Task to complete: List each line of the data in which the string "azimuth" appears.

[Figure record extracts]
____________

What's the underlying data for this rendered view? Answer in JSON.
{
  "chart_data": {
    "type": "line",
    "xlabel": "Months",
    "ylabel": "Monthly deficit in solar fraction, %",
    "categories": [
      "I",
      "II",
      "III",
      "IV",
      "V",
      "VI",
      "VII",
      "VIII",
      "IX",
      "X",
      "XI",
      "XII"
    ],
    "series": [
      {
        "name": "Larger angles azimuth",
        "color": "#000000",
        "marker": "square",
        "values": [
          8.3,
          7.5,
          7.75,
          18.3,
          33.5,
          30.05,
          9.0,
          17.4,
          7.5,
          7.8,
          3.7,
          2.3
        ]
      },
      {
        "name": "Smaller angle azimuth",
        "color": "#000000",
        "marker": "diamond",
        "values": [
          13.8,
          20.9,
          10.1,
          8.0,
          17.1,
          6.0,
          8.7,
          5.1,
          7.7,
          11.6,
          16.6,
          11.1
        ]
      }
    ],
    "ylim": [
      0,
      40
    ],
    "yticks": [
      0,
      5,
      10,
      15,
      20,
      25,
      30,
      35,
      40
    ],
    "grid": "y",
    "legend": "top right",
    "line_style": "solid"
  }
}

____________

Final result:
        "name": "Larger angles azimuth",
        "name": "Smaller angle azimuth",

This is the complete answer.